_Instructions for the task_. Lines that include the word "Chinese" are the ones to copy.

··· Exercise data

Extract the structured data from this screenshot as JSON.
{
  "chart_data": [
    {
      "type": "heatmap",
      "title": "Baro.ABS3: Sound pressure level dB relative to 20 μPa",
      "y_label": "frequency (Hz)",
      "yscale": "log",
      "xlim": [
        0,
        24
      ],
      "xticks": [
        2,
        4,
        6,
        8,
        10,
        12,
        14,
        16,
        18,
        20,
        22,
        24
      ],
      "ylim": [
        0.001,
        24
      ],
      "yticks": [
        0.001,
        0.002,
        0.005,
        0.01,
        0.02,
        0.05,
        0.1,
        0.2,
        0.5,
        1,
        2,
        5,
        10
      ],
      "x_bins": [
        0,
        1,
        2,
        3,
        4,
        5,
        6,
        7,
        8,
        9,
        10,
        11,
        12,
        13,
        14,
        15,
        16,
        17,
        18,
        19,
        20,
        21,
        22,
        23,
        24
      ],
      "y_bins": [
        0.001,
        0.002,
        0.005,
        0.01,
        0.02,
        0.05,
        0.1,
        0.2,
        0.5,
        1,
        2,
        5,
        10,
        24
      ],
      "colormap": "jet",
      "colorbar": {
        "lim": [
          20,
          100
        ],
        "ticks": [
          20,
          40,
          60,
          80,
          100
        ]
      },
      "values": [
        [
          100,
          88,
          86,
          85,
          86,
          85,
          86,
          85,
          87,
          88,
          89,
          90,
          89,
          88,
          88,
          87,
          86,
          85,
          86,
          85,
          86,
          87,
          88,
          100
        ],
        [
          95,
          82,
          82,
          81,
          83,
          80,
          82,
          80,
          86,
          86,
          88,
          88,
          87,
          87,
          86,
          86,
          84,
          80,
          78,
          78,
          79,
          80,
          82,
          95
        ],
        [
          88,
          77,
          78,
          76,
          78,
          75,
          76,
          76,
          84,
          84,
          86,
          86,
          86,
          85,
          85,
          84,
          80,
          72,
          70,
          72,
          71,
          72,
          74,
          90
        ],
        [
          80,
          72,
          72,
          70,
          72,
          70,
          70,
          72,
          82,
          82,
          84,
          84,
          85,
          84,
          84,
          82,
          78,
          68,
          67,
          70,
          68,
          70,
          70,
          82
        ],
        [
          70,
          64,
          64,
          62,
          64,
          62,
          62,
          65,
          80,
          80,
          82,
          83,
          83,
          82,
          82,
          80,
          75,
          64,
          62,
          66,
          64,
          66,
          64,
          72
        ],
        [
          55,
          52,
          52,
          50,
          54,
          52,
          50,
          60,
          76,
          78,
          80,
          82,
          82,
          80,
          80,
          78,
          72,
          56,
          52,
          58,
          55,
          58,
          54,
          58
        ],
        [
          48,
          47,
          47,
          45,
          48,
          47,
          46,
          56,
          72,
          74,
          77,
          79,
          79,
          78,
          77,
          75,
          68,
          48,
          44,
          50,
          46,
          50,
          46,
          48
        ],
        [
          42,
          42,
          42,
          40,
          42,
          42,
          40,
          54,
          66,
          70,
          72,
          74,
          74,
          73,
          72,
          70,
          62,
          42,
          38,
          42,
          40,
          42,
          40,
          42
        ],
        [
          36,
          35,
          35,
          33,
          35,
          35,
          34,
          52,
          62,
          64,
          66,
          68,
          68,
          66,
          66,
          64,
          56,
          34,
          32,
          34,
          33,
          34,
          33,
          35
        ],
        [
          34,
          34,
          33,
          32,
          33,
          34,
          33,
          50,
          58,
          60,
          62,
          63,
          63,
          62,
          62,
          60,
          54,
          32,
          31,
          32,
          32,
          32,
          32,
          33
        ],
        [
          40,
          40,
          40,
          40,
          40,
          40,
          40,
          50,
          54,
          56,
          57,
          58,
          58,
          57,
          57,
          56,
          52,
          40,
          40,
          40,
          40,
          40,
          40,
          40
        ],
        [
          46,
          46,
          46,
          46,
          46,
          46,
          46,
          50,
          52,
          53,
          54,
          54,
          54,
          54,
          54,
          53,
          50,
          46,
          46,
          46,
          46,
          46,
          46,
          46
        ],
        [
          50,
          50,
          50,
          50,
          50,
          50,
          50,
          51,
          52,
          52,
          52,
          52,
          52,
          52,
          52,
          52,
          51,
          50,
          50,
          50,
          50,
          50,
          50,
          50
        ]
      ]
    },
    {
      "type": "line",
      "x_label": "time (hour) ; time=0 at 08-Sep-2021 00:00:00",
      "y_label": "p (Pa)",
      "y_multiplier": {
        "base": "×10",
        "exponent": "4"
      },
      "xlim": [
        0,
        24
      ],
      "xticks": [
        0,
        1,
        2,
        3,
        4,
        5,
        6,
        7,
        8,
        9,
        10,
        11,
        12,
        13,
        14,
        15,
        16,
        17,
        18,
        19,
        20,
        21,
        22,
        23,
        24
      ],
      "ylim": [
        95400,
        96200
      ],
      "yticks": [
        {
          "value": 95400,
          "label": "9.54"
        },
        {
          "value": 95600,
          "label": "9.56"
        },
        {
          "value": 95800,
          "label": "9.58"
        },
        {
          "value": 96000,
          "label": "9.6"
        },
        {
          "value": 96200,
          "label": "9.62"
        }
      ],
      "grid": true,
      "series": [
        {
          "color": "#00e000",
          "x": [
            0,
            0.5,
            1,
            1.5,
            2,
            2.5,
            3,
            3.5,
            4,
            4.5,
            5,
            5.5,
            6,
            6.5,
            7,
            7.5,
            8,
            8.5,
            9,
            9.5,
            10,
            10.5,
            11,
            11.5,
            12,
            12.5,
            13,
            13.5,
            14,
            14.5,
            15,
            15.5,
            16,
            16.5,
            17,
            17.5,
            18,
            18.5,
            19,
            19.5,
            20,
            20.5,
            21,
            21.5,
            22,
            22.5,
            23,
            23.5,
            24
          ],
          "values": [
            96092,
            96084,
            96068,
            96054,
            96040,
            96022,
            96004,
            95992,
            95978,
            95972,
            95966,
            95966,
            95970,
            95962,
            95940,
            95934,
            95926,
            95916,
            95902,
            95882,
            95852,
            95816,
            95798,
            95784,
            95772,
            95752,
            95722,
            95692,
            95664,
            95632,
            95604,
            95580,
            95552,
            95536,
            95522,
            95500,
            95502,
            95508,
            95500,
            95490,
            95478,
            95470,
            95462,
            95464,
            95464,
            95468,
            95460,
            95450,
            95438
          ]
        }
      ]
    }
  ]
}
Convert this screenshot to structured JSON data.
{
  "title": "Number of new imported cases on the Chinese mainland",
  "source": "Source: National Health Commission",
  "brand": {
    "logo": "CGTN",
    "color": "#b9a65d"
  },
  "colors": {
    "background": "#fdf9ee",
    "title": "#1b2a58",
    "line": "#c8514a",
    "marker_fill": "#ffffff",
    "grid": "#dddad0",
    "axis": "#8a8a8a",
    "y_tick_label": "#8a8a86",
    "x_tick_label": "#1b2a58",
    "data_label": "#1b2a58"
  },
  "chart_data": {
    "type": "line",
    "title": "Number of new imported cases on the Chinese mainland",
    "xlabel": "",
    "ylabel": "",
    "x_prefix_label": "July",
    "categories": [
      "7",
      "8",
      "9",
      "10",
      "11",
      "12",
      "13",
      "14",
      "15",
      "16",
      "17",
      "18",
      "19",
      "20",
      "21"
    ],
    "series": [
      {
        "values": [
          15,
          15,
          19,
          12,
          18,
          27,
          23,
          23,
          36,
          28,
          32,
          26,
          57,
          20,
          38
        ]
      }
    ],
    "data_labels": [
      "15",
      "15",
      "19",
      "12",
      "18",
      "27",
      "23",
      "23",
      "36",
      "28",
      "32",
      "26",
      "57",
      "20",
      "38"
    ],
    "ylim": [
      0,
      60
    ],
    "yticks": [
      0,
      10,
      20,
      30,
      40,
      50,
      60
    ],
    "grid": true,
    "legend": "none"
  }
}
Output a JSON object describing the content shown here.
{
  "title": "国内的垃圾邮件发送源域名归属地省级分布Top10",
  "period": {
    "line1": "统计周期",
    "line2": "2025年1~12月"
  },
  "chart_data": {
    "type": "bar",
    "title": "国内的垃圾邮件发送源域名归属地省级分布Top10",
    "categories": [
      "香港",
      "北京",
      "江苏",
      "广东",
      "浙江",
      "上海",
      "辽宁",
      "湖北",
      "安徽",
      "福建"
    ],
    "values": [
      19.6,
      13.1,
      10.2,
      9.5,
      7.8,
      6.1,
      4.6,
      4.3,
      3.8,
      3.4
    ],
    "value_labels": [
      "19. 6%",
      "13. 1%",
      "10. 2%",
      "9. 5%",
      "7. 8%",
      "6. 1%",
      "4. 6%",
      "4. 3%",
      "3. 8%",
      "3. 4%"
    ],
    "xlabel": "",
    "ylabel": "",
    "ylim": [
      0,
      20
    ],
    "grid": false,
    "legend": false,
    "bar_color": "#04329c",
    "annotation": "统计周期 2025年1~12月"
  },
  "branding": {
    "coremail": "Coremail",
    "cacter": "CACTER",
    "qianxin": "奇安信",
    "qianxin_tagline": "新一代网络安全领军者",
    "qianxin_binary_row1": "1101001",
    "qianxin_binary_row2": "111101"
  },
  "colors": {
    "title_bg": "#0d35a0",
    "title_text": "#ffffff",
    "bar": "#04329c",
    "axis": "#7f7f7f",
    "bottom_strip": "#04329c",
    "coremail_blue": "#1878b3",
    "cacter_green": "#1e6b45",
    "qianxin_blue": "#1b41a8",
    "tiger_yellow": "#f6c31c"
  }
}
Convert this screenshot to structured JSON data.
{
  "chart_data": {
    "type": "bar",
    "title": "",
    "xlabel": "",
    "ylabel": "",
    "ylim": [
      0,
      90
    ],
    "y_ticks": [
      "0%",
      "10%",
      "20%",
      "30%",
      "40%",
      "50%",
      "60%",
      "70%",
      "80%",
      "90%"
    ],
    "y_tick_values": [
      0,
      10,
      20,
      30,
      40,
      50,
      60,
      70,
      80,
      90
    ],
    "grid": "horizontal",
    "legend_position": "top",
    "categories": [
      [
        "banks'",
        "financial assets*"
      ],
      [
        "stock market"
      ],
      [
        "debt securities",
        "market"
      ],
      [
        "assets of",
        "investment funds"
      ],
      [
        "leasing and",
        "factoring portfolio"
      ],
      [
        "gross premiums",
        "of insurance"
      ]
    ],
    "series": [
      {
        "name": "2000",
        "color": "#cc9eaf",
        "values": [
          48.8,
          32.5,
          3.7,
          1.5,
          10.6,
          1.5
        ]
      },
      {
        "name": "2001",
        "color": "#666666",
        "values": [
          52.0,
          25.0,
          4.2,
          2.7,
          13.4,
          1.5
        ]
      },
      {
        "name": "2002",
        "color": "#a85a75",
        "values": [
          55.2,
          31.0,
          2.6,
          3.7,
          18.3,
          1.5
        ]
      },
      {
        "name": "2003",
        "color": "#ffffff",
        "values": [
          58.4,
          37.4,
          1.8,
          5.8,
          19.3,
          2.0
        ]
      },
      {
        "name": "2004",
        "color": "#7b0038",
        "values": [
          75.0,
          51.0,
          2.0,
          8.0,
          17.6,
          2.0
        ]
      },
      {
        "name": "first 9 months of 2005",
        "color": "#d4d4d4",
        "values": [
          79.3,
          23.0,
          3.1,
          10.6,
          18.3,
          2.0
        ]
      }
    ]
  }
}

······

_Reply_.
  "title": "Number of new imported cases on the Chinese mainland",
    "title": "Number of new imported cases on the Chinese mainland",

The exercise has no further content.